* **PROBLEM**:
Repeat the material below exactly, line for line.

* **EXTRACTED ENTRIES**:
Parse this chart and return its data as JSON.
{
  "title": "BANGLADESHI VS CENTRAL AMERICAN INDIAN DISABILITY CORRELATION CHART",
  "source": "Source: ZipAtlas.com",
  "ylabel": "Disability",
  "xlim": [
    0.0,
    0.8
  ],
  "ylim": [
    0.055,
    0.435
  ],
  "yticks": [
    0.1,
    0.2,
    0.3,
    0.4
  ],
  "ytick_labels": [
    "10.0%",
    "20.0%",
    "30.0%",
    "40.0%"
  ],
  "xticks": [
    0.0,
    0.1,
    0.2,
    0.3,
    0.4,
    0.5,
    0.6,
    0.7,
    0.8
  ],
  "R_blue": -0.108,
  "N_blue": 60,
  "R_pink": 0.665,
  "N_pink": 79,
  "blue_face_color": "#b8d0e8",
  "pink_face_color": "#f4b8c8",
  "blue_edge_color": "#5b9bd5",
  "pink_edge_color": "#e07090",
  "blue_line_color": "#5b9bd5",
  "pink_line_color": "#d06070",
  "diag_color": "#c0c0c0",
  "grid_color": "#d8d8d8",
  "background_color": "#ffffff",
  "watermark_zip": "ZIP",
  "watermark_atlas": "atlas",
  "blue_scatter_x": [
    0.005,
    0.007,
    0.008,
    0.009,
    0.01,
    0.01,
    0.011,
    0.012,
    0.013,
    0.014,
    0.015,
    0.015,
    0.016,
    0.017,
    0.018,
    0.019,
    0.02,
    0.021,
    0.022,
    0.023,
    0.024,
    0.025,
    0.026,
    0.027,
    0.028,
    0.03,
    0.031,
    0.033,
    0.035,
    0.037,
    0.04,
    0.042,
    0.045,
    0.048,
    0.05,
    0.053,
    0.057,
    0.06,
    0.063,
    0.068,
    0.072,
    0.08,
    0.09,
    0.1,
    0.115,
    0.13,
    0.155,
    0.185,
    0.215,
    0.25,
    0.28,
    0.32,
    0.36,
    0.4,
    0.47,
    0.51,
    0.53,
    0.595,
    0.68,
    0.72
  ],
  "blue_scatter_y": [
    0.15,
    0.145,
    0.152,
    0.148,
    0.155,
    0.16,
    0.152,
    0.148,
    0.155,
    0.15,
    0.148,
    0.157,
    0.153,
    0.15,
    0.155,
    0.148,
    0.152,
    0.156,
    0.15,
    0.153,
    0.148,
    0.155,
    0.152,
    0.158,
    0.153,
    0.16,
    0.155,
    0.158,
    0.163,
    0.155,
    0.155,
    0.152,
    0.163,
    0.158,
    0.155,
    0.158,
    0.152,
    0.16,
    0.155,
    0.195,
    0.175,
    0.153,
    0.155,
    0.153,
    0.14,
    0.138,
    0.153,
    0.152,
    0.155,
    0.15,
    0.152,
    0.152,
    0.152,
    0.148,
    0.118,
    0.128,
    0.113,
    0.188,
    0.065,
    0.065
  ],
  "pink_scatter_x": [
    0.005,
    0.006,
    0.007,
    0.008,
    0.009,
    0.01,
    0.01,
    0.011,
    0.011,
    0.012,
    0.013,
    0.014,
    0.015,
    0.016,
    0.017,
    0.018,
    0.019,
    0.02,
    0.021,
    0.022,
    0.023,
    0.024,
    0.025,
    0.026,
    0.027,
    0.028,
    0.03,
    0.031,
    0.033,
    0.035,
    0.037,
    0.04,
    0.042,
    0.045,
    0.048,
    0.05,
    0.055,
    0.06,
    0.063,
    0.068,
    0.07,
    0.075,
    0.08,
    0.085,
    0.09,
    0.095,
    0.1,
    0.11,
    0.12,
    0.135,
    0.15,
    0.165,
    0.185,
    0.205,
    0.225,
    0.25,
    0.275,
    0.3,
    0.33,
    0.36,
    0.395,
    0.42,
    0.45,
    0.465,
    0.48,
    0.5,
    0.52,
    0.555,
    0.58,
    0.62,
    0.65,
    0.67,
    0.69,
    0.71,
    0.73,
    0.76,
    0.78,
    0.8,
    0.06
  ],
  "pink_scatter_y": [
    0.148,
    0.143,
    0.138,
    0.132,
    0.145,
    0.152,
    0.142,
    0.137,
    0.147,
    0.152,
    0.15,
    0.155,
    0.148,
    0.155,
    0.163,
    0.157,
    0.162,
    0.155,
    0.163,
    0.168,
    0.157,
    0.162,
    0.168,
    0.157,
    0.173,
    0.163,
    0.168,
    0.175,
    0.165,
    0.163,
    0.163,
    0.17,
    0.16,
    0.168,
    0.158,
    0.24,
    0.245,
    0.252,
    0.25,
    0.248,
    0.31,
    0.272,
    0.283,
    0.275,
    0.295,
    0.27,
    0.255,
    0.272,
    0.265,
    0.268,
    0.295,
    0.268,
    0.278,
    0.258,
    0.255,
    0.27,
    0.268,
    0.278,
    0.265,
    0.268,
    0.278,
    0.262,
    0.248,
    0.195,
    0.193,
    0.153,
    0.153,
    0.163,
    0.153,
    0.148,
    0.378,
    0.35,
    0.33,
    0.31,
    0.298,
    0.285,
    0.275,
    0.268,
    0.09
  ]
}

* **TASK RESULT**:
Parse this chart and return its data as JSON.
{
  "title": "BANGLADESHI VS CENTRAL AMERICAN INDIAN DISABILITY CORRELATION CHART",
  "source": "Source: ZipAtlas.com",
  "ylabel": "Disability",
  "xlim": [
    0.0,
    0.8
  ],
  "ylim": [
    0.055,
    0.435
  ],
  "yticks": [
    0.1,
    0.2,
    0.3,
    0.4
  ],
  "ytick_labels": [
    "10.0%",
    "20.0%",
    "30.0%",
    "40.0%"
  ],
  "xticks": [
    0.0,
    0.1,
    0.2,
    0.3,
    0.4,
    0.5,
    0.6,
    0.7,
    0.8
  ],
  "R_blue": -0.108,
  "N_blue": 60,
  "R_pink": 0.665,
  "N_pink": 79,
  "blue_face_color": "#b8d0e8",
  "pink_face_color": "#f4b8c8",
  "blue_edge_color": "#5b9bd5",
  "pink_edge_color": "#e07090",
  "blue_line_color": "#5b9bd5",
  "pink_line_color": "#d06070",
  "diag_color": "#c0c0c0",
  "grid_color": "#d8d8d8",
  "background_color": "#ffffff",
  "watermark_zip": "ZIP",
  "watermark_atlas": "atlas",
  "blue_scatter_x": [
    0.005,
    0.007,
    0.008,
    0.009,
    0.01,
    0.01,
    0.011,
    0.012,
    0.013,
    0.014,
    0.015,
    0.015,
    0.016,
    0.017,
    0.018,
    0.019,
    0.02,
    0.021,
    0.022,
    0.023,
    0.024,
    0.025,
    0.026,
    0.027,
    0.028,
    0.03,
    0.031,
    0.033,
    0.035,
    0.037,
    0.04,
    0.042,
    0.045,
    0.048,
    0.05,
    0.053,
    0.057,
    0.06,
    0.063,
    0.068,
    0.072,
    0.08,
    0.09,
    0.1,
    0.115,
    0.13,
    0.155,
    0.185,
    0.215,
    0.25,
    0.28,
    0.32,
    0.36,
    0.4,
    0.47,
    0.51,
    0.53,
    0.595,
    0.68,
    0.72
  ],
  "blue_scatter_y": [
    0.15,
    0.145,
    0.152,
    0.148,
    0.155,
    0.16,
    0.152,
    0.148,
    0.155,
    0.15,
    0.148,
    0.157,
    0.153,
    0.15,
    0.155,
    0.148,
    0.152,
    0.156,
    0.15,
    0.153,
    0.148,
    0.155,
    0.152,
    0.158,
    0.153,
    0.16,
    0.155,
    0.158,
    0.163,
    0.155,
    0.155,
    0.152,
    0.163,
    0.158,
    0.155,
    0.158,
    0.152,
    0.16,
    0.155,
    0.195,
    0.175,
    0.153,
    0.155,
    0.153,
    0.14,
    0.138,
    0.153,
    0.152,
    0.155,
    0.15,
    0.152,
    0.152,
    0.152,
    0.148,
    0.118,
    0.128,
    0.113,
    0.188,
    0.065,
    0.065
  ],
  "pink_scatter_x": [
    0.005,
    0.006,
    0.007,
    0.008,
    0.009,
    0.01,
    0.01,
    0.011,
    0.011,
    0.012,
    0.013,
    0.014,
    0.015,
    0.016,
    0.017,
    0.018,
    0.019,
    0.02,
    0.021,
    0.022,
    0.023,
    0.024,
    0.025,
    0.026,
    0.027,
    0.028,
    0.03,
    0.031,
    0.033,
    0.035,
    0.037,
    0.04,
    0.042,
    0.045,
    0.048,
    0.05,
    0.055,
    0.06,
    0.063,
    0.068,
    0.07,
    0.075,
    0.08,
    0.085,
    0.09,
    0.095,
    0.1,
    0.11,
    0.12,
    0.135,
    0.15,
    0.165,
    0.185,
    0.205,
    0.225,
    0.25,
    0.275,
    0.3,
    0.33,
    0.36,
    0.395,
    0.42,
    0.45,
    0.465,
    0.48,
    0.5,
    0.52,
    0.555,
    0.58,
    0.62,
    0.65,
    0.67,
    0.69,
    0.71,
    0.73,
    0.76,
    0.78,
    0.8,
    0.06
  ],
  "pink_scatter_y": [
    0.148,
    0.143,
    0.138,
    0.132,
    0.145,
    0.152,
    0.142,
    0.137,
    0.147,
    0.152,
    0.15,
    0.155,
    0.148,
    0.155,
    0.163,
    0.157,
    0.162,
    0.155,
    0.163,
    0.168,
    0.157,
    0.162,
    0.168,
    0.157,
    0.173,
    0.163,
    0.168,
    0.175,
    0.165,
    0.163,
    0.163,
    0.17,
    0.16,
    0.168,
    0.158,
    0.24,
    0.245,
    0.252,
    0.25,
    0.248,
    0.31,
    0.272,
    0.283,
    0.275,
    0.295,
    0.27,
    0.255,
    0.272,
    0.265,
    0.268,
    0.295,
    0.268,
    0.278,
    0.258,
    0.255,
    0.27,
    0.268,
    0.278,
    0.265,
    0.268,
    0.278,
    0.262,
    0.248,
    0.195,
    0.193,
    0.153,
    0.153,
    0.163,
    0.153,
    0.148,
    0.378,
    0.35,
    0.33,
    0.31,
    0.298,
    0.285,
    0.275,
    0.268,
    0.09
  ]
}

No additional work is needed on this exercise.